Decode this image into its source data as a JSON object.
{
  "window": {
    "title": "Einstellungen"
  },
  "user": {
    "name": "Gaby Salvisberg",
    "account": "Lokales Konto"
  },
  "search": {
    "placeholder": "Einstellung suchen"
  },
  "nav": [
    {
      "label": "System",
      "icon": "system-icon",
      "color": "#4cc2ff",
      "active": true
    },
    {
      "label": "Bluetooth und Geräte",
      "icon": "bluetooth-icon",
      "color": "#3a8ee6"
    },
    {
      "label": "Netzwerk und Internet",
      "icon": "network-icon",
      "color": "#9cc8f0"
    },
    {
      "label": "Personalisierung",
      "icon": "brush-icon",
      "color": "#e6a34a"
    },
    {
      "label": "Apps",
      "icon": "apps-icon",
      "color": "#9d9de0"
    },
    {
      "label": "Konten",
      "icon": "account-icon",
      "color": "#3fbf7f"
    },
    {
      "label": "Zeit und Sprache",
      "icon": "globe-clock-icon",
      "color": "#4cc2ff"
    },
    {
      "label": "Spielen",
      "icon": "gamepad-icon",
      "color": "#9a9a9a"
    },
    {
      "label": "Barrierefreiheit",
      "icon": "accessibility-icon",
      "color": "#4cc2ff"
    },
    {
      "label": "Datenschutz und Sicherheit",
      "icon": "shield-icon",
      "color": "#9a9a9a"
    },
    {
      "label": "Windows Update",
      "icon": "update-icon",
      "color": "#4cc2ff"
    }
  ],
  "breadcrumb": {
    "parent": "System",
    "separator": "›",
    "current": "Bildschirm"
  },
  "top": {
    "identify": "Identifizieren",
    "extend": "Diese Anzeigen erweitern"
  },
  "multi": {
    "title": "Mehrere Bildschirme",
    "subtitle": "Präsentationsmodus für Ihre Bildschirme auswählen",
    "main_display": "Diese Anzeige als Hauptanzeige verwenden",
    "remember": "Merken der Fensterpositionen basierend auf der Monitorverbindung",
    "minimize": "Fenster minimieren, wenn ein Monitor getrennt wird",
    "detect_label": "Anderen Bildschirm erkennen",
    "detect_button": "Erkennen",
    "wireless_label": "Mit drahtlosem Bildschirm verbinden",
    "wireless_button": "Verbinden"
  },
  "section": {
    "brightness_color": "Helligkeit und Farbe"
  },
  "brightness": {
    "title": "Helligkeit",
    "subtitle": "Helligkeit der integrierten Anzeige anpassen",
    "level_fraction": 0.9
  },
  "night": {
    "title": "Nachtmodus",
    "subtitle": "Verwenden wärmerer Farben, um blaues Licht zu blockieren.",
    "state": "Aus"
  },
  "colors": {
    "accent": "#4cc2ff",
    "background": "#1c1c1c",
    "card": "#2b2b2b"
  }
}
________________________________________
● **Exercise description**
Copy each line above that contains the word "account".

● **Answer below**
    "account": "Lokales Konto"
      "icon": "account-icon",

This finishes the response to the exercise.